**Written exercise**
Locate each line below that includes "type" and reproduce it.

**Records provided**
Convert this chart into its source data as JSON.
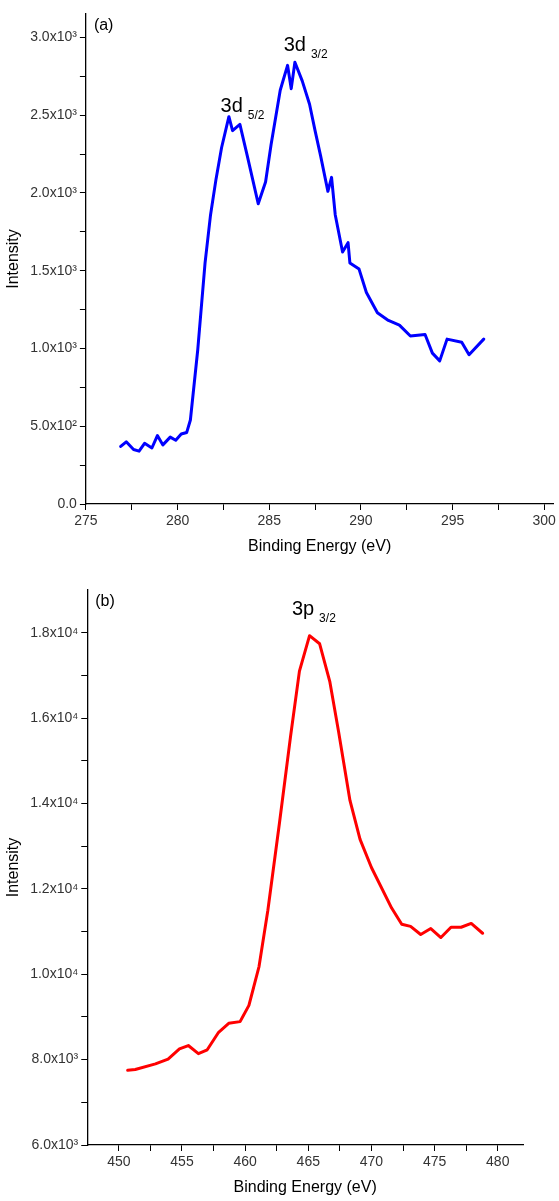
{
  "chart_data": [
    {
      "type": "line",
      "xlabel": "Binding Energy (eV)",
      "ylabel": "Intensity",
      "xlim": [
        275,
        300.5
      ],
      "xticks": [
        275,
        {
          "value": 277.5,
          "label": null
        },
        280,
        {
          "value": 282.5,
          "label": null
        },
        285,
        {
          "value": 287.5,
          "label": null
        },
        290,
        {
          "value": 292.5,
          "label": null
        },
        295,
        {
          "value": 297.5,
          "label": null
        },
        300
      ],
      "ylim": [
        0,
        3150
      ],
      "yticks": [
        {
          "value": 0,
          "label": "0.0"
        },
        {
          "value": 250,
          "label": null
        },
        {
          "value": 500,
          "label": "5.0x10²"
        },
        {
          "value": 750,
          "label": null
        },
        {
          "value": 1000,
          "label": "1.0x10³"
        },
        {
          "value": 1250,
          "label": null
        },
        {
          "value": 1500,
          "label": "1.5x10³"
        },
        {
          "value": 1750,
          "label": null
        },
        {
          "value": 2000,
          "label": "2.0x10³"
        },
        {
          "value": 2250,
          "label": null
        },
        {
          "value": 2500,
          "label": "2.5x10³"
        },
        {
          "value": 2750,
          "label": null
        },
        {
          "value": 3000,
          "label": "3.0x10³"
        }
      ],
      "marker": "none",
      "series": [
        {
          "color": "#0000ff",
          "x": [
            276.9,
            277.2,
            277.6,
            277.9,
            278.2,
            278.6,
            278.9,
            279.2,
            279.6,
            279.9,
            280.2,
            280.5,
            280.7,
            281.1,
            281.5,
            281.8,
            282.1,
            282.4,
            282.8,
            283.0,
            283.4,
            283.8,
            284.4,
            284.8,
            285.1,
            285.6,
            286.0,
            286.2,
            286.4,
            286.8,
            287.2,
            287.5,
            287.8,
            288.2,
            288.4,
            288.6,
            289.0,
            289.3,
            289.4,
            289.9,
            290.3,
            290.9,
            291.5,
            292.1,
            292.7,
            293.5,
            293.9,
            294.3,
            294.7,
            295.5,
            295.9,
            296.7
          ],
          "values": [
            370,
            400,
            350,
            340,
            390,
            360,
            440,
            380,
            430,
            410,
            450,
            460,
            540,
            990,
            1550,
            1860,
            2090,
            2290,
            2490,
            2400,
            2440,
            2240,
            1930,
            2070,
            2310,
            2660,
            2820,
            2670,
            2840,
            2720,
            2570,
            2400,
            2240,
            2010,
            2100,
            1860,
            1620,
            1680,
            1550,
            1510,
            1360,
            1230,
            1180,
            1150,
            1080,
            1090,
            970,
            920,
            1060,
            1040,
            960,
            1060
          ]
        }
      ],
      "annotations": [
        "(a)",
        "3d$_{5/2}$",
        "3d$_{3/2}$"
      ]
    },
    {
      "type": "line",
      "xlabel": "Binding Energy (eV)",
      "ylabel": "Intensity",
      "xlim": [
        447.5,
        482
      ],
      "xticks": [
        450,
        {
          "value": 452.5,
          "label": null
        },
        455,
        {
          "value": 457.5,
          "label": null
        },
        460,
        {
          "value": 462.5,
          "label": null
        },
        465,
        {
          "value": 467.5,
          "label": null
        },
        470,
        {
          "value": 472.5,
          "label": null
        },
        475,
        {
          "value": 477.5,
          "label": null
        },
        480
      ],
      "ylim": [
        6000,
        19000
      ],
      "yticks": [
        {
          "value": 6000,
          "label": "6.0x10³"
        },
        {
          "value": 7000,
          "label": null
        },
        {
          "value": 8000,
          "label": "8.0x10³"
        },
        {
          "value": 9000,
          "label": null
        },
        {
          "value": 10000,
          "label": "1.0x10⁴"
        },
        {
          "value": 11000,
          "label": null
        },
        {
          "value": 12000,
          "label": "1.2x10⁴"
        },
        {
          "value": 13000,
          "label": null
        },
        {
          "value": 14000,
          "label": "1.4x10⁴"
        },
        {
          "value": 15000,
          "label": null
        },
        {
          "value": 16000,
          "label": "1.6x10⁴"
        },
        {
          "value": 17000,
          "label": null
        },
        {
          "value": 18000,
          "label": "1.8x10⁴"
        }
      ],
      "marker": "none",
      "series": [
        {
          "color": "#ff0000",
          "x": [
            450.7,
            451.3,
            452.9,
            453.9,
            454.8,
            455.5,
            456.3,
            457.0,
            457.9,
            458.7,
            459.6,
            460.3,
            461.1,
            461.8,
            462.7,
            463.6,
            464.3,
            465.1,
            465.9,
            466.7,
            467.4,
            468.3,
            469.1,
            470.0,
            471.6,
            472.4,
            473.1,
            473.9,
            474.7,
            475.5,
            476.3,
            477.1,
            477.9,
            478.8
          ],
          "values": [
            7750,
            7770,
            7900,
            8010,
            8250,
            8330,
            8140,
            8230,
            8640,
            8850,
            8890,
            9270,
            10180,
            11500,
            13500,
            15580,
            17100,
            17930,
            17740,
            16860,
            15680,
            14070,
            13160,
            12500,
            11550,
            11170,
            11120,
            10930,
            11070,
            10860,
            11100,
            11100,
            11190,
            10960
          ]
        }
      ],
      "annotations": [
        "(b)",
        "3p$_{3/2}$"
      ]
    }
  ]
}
--
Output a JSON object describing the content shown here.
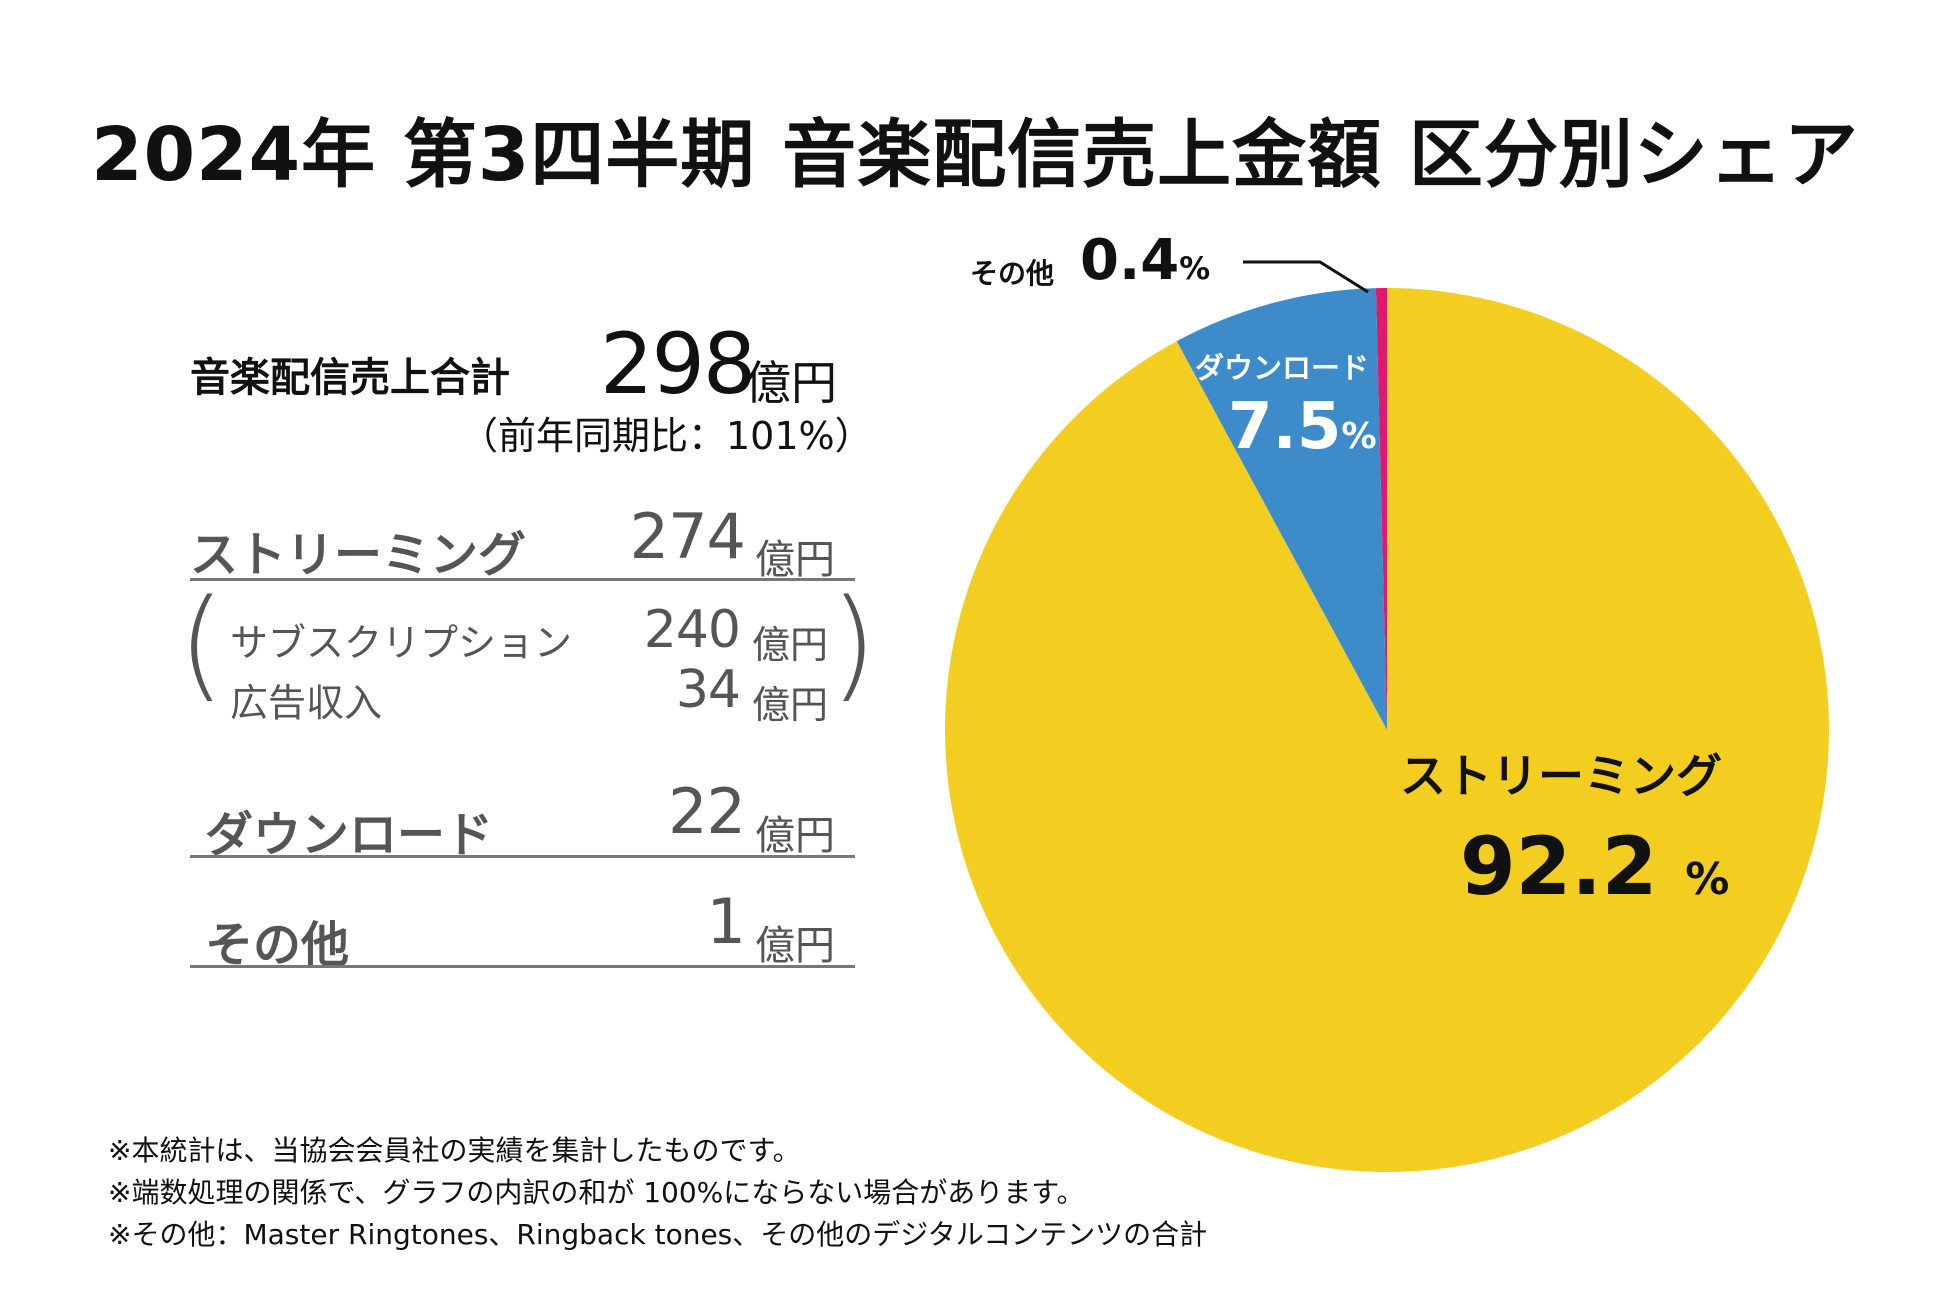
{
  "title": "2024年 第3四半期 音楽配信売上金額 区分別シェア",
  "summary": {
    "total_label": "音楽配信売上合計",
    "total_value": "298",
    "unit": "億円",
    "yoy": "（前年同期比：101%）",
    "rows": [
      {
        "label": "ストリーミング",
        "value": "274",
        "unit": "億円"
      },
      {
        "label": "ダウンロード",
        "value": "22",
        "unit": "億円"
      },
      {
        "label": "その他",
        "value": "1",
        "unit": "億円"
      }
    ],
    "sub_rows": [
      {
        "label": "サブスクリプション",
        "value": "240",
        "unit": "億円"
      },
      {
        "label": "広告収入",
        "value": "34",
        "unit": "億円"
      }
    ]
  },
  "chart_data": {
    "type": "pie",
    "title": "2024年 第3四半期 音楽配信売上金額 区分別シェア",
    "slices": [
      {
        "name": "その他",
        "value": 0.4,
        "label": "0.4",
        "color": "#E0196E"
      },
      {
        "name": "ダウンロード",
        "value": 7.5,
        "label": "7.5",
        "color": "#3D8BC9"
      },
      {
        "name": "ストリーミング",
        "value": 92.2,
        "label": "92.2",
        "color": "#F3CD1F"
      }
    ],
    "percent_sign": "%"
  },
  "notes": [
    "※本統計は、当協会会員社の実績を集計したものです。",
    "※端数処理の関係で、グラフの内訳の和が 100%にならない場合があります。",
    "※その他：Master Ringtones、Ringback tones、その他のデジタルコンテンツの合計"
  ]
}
...
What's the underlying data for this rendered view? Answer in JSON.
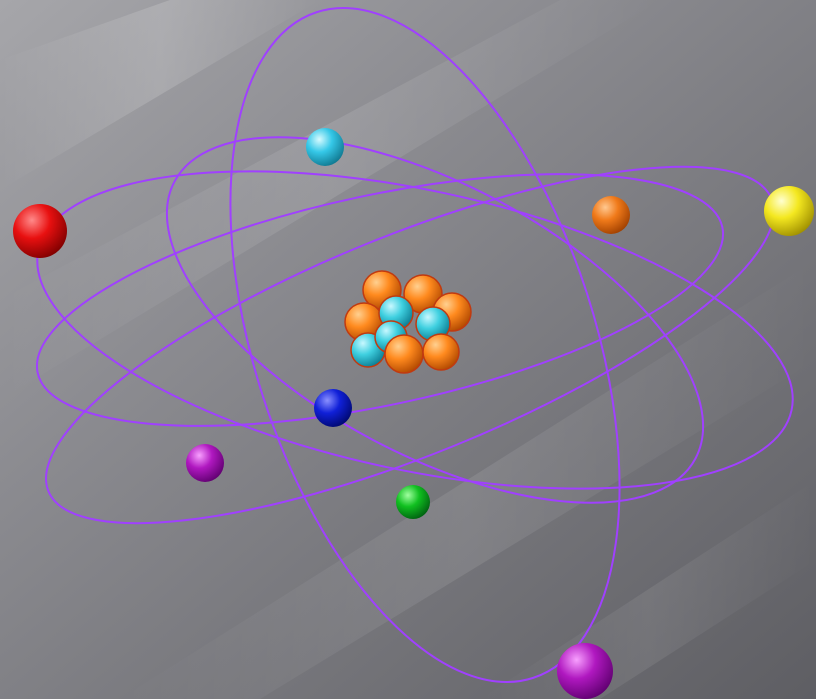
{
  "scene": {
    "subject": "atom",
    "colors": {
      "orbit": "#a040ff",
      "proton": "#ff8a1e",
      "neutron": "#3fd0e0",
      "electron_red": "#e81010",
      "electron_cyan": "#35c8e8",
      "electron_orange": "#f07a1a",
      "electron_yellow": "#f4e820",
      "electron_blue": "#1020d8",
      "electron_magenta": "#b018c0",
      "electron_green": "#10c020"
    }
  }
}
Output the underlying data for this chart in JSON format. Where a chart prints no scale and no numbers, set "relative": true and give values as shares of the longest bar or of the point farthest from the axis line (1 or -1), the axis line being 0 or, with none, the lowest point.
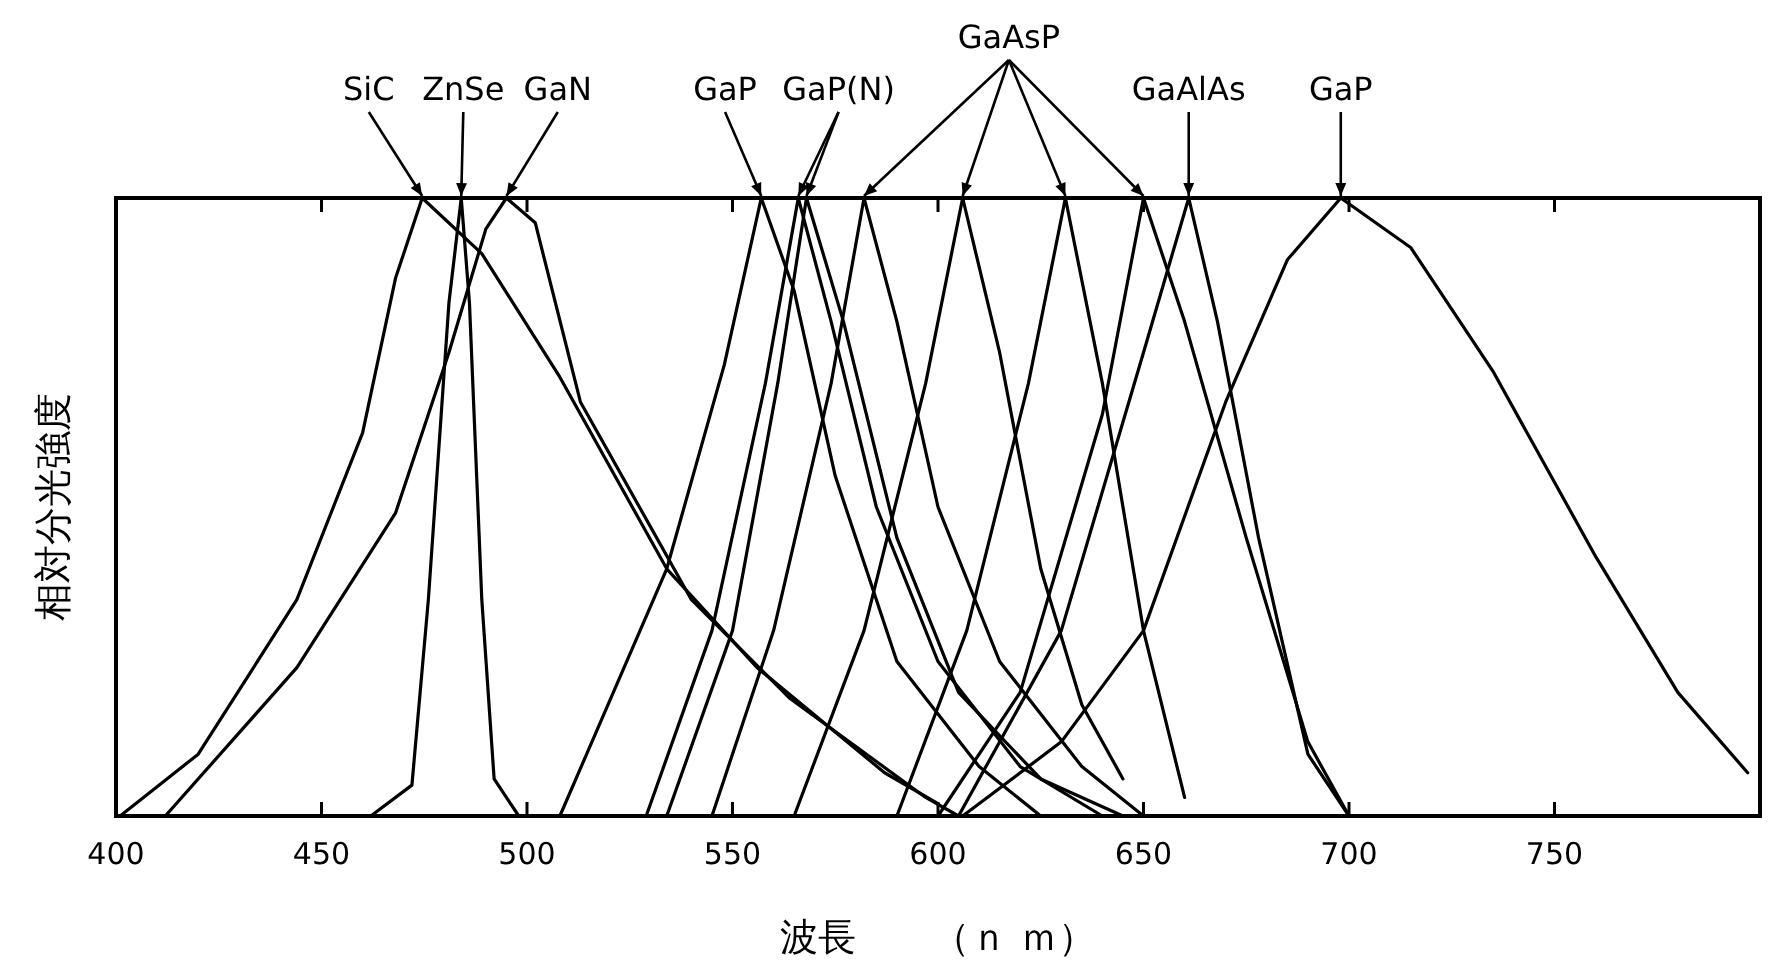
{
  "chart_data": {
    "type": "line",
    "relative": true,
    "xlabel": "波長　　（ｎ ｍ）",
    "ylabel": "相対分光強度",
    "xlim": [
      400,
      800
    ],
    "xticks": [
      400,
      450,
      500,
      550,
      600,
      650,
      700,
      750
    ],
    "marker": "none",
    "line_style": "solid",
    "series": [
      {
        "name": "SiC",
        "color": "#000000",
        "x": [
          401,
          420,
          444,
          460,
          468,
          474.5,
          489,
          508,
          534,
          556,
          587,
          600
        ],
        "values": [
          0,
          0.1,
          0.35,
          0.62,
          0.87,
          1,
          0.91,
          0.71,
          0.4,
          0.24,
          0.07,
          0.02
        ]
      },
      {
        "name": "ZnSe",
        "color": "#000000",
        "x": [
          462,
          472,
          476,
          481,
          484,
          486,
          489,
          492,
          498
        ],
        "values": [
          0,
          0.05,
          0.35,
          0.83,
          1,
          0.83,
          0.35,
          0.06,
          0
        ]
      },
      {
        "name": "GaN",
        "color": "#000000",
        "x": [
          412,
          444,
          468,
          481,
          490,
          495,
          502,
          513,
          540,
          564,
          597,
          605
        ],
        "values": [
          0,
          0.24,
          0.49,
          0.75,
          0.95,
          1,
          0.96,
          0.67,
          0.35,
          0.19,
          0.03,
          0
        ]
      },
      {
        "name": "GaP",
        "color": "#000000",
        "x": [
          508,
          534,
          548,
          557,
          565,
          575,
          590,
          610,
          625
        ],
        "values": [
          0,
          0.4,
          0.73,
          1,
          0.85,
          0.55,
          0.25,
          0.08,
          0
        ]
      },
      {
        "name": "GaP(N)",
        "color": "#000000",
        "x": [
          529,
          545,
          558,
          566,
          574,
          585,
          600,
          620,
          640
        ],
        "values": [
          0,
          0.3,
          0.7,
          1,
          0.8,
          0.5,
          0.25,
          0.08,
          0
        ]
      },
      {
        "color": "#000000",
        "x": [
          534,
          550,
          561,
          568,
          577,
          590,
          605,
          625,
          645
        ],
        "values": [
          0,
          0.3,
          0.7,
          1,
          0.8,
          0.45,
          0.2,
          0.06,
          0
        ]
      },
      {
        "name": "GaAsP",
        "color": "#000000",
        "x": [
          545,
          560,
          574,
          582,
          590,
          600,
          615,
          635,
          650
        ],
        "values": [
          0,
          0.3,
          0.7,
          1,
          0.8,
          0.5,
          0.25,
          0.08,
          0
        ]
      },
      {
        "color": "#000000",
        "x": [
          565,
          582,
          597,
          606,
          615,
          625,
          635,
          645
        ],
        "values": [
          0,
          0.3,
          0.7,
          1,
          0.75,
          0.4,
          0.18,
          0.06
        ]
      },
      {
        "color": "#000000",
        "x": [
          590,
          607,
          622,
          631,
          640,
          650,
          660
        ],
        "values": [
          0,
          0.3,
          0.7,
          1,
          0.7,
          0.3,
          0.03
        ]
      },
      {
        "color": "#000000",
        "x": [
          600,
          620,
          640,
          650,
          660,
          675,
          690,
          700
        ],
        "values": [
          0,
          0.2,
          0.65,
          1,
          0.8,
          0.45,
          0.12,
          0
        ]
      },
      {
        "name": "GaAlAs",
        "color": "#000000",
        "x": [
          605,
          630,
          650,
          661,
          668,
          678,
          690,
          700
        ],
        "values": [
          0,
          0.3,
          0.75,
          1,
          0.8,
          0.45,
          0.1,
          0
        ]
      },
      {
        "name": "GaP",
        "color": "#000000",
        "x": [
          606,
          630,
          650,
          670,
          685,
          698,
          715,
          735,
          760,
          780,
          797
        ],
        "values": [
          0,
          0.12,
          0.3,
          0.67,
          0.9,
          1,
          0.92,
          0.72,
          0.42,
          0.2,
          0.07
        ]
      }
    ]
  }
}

**Task response**
      "type": "line",
      "type": "line",
    "type": "pie",
    "type": "line",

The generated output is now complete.